**TASK REQUIREMENTS**
Copy the rows below line for line, changing nothing and keeping their order.
┌──
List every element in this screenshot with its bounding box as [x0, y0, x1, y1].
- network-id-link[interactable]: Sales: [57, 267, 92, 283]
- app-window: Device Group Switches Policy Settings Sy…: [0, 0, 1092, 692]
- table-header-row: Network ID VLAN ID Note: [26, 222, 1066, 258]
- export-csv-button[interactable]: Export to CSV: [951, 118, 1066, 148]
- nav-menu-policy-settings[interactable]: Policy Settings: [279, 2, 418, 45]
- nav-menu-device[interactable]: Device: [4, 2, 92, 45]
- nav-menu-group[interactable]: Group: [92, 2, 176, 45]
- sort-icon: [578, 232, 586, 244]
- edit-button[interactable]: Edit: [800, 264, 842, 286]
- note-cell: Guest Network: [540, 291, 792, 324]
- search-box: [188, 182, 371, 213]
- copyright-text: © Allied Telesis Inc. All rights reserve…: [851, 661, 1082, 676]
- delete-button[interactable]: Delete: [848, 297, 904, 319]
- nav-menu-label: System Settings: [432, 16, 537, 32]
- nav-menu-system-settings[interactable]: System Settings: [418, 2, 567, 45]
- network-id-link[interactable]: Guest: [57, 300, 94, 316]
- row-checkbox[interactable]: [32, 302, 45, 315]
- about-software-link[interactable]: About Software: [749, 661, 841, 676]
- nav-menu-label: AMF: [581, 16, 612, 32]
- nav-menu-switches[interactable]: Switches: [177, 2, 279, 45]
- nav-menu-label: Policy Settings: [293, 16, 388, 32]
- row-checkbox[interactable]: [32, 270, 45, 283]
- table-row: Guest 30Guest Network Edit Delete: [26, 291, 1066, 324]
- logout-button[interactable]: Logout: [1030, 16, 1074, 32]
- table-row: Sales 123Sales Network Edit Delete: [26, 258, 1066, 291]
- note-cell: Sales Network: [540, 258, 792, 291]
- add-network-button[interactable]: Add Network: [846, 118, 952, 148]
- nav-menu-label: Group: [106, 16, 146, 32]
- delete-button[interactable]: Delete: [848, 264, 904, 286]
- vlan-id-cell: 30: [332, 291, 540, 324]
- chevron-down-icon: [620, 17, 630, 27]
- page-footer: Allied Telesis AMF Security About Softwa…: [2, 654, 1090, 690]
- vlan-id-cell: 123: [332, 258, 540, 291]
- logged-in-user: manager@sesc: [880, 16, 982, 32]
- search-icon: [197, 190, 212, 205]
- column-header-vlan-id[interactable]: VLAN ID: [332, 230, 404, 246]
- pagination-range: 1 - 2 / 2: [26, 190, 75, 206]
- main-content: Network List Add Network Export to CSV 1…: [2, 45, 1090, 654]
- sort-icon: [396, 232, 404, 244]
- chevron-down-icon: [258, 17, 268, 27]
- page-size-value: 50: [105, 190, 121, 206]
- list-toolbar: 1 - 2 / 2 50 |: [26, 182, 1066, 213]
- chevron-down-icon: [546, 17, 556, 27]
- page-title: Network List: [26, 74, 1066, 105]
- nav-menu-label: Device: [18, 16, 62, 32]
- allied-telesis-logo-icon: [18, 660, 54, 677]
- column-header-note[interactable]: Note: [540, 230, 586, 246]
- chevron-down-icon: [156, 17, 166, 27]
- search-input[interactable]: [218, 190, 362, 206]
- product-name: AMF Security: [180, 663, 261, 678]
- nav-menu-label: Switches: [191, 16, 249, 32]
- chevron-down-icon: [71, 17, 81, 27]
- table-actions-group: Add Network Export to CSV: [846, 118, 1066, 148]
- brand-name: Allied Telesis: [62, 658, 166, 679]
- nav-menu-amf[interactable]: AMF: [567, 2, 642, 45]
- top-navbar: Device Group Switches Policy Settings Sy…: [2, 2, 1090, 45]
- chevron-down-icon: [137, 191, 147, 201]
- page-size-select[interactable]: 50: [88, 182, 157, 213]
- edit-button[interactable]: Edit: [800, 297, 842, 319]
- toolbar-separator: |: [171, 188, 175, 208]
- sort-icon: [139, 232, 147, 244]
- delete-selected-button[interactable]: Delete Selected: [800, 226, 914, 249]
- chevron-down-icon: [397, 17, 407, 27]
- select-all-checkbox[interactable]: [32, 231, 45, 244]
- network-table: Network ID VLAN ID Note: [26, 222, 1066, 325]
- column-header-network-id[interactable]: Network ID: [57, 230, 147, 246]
└──
**THE RESULT**
List every element in this screenshot with its bounding box as [x0, y0, x1, y1].
- network-id-link[interactable]: Sales: [57, 267, 92, 283]
- app-window: Device Group Switches Policy Settings Sy…: [0, 0, 1092, 692]
- table-header-row: Network ID VLAN ID Note: [26, 222, 1066, 258]
- export-csv-button[interactable]: Export to CSV: [951, 118, 1066, 148]
- nav-menu-policy-settings[interactable]: Policy Settings: [279, 2, 418, 45]
- nav-menu-device[interactable]: Device: [4, 2, 92, 45]
- nav-menu-group[interactable]: Group: [92, 2, 176, 45]
- sort-icon: [578, 232, 586, 244]
- edit-button[interactable]: Edit: [800, 264, 842, 286]
- note-cell: Guest Network: [540, 291, 792, 324]
- search-box: [188, 182, 371, 213]
- copyright-text: © Allied Telesis Inc. All rights reserve…: [851, 661, 1082, 676]
- delete-button[interactable]: Delete: [848, 297, 904, 319]
- nav-menu-label: System Settings: [432, 16, 537, 32]
- nav-menu-system-settings[interactable]: System Settings: [418, 2, 567, 45]
- network-id-link[interactable]: Guest: [57, 300, 94, 316]
- row-checkbox[interactable]: [32, 302, 45, 315]
- about-software-link[interactable]: About Software: [749, 661, 841, 676]
- nav-menu-label: AMF: [581, 16, 612, 32]
- nav-menu-switches[interactable]: Switches: [177, 2, 279, 45]
- nav-menu-label: Policy Settings: [293, 16, 388, 32]
- row-checkbox[interactable]: [32, 270, 45, 283]
- table-row: Guest 30Guest Network Edit Delete: [26, 291, 1066, 324]
- logout-button[interactable]: Logout: [1030, 16, 1074, 32]
- table-row: Sales 123Sales Network Edit Delete: [26, 258, 1066, 291]
- note-cell: Sales Network: [540, 258, 792, 291]
- add-network-button[interactable]: Add Network: [846, 118, 952, 148]
- nav-menu-label: Group: [106, 16, 146, 32]
- delete-button[interactable]: Delete: [848, 264, 904, 286]
- vlan-id-cell: 30: [332, 291, 540, 324]
- chevron-down-icon: [620, 17, 630, 27]
- page-footer: Allied Telesis AMF Security About Softwa…: [2, 654, 1090, 690]
- vlan-id-cell: 123: [332, 258, 540, 291]
- logged-in-user: manager@sesc: [880, 16, 982, 32]
- search-icon: [197, 190, 212, 205]
- column-header-vlan-id[interactable]: VLAN ID: [332, 230, 404, 246]
- pagination-range: 1 - 2 / 2: [26, 190, 75, 206]
- main-content: Network List Add Network Export to CSV 1…: [2, 45, 1090, 654]
- sort-icon: [396, 232, 404, 244]
- chevron-down-icon: [258, 17, 268, 27]
- page-size-value: 50: [105, 190, 121, 206]
- list-toolbar: 1 - 2 / 2 50 |: [26, 182, 1066, 213]
- chevron-down-icon: [546, 17, 556, 27]
- page-title: Network List: [26, 74, 1066, 105]
- nav-menu-label: Device: [18, 16, 62, 32]
- allied-telesis-logo-icon: [18, 660, 54, 677]
- column-header-note[interactable]: Note: [540, 230, 586, 246]
- chevron-down-icon: [156, 17, 166, 27]
- search-input[interactable]: [218, 190, 362, 206]
- product-name: AMF Security: [180, 663, 261, 678]
- nav-menu-label: Switches: [191, 16, 249, 32]
- chevron-down-icon: [71, 17, 81, 27]
- table-actions-group: Add Network Export to CSV: [846, 118, 1066, 148]
- brand-name: Allied Telesis: [62, 658, 166, 679]
- nav-menu-amf[interactable]: AMF: [567, 2, 642, 45]
- top-navbar: Device Group Switches Policy Settings Sy…: [2, 2, 1090, 45]
- chevron-down-icon: [137, 191, 147, 201]
- page-size-select[interactable]: 50: [88, 182, 157, 213]
- edit-button[interactable]: Edit: [800, 297, 842, 319]
- toolbar-separator: |: [171, 188, 175, 208]
- sort-icon: [139, 232, 147, 244]
- delete-selected-button[interactable]: Delete Selected: [800, 226, 914, 249]
- chevron-down-icon: [397, 17, 407, 27]
- select-all-checkbox[interactable]: [32, 231, 45, 244]
- network-table: Network ID VLAN ID Note: [26, 222, 1066, 325]
- column-header-network-id[interactable]: Network ID: [57, 230, 147, 246]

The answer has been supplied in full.